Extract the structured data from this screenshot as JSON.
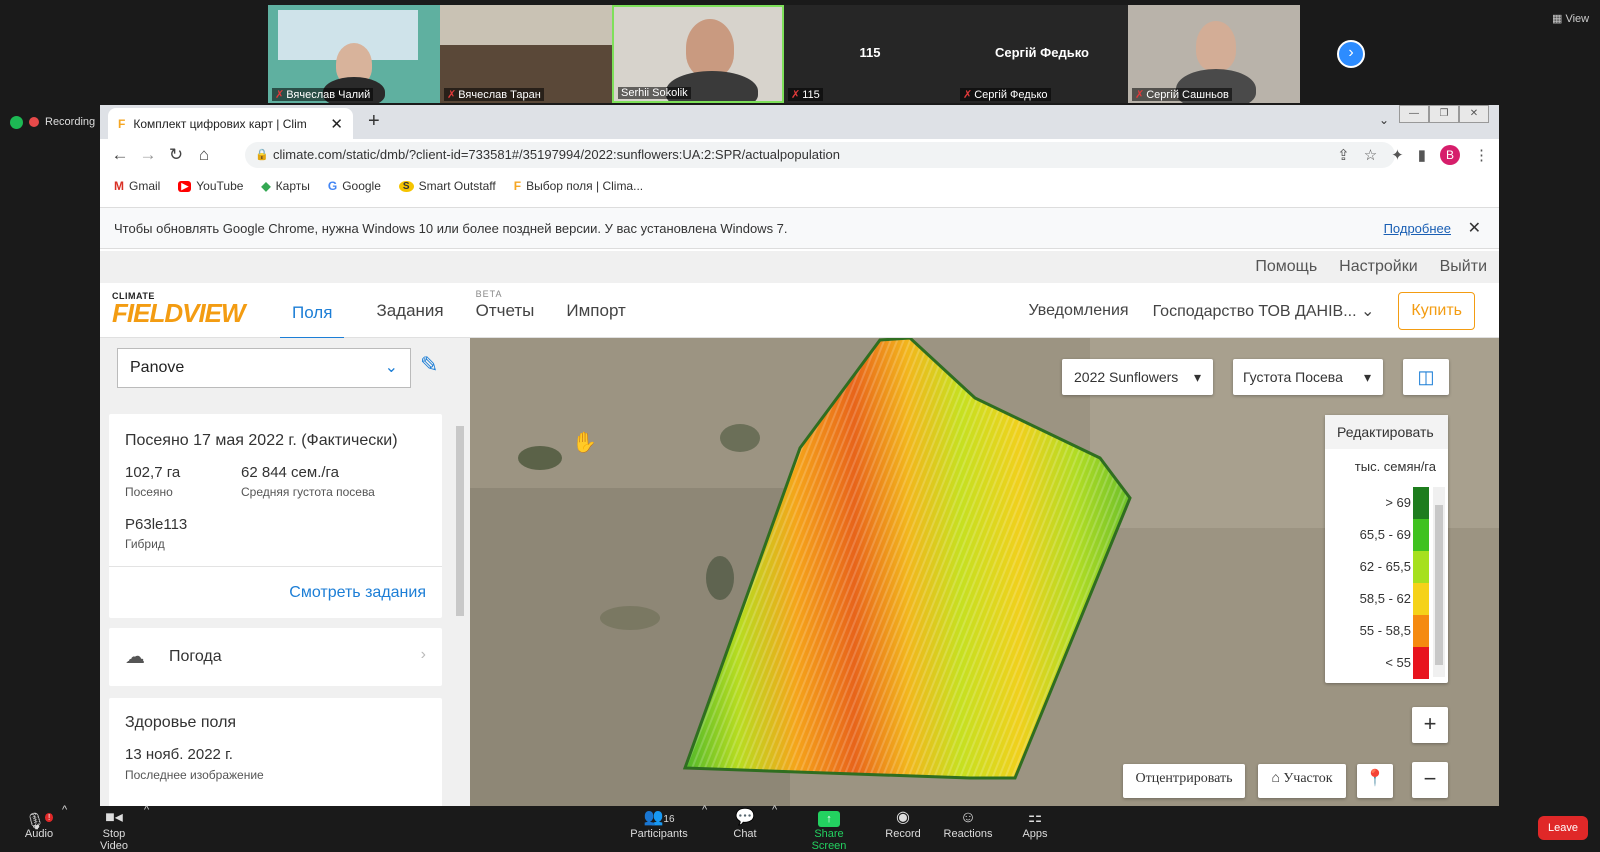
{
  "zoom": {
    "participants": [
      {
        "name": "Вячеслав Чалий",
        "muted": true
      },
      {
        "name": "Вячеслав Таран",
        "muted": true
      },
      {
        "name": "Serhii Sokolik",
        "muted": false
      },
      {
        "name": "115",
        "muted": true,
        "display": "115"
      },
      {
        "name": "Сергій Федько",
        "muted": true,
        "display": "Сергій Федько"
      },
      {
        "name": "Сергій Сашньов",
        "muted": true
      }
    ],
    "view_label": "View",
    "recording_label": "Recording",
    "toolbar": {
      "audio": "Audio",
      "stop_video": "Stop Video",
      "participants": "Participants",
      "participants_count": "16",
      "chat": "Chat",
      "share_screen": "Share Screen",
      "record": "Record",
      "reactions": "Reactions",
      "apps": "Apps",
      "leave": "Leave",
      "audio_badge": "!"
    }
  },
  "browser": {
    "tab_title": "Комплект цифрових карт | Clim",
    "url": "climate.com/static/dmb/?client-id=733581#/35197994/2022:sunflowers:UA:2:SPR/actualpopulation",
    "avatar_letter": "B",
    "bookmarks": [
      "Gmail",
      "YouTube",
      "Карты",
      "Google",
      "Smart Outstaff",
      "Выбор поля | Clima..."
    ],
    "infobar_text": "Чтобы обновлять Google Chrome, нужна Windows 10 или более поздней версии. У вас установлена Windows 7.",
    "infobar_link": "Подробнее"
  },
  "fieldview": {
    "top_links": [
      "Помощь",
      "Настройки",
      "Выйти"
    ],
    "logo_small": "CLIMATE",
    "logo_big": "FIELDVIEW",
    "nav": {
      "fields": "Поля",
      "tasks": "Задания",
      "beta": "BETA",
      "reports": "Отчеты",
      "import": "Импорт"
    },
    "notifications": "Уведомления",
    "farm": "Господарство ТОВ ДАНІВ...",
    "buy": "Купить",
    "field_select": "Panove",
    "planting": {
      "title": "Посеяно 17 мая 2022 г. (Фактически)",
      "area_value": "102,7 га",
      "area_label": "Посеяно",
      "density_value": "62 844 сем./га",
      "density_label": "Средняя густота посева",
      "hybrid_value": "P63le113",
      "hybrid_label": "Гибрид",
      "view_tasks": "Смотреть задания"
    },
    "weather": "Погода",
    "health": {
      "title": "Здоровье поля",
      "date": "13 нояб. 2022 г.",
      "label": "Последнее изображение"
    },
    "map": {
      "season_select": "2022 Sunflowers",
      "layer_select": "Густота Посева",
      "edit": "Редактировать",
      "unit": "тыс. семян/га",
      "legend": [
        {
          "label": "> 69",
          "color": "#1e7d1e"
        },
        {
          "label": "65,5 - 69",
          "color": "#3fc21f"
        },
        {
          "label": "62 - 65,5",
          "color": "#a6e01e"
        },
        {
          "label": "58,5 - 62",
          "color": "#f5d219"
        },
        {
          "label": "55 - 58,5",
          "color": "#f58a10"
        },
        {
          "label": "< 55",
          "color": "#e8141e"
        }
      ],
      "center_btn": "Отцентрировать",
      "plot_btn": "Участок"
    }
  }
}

+ + +

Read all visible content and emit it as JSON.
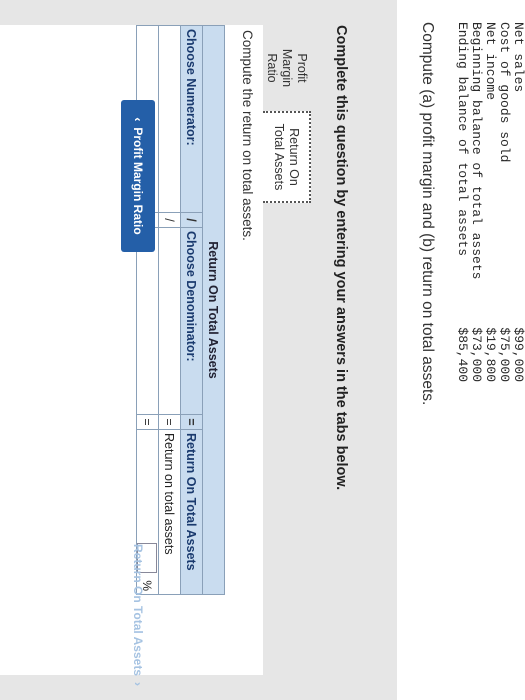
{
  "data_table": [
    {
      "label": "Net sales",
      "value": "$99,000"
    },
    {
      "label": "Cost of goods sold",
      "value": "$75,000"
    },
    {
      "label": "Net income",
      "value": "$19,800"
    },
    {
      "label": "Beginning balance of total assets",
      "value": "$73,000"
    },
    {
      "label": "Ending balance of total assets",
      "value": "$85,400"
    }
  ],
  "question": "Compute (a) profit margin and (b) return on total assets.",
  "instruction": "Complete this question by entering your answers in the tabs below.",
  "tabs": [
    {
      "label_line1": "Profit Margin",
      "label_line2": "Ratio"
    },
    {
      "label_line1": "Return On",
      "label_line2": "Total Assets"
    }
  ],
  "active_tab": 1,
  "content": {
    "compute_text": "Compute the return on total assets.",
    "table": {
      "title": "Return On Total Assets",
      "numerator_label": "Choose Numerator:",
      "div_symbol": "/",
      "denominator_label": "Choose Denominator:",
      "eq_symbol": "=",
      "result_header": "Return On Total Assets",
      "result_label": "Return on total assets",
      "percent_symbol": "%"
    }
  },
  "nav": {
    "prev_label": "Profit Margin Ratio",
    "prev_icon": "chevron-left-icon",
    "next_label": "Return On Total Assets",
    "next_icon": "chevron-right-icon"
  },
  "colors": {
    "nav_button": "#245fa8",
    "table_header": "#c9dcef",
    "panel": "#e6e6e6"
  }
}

+ + +

Work to complete: Read through the lines above and collect those that contain the string "Choose".

Exercise response:
      "numerator_label": "Choose Numerator:",
      "denominator_label": "Choose Denominator:",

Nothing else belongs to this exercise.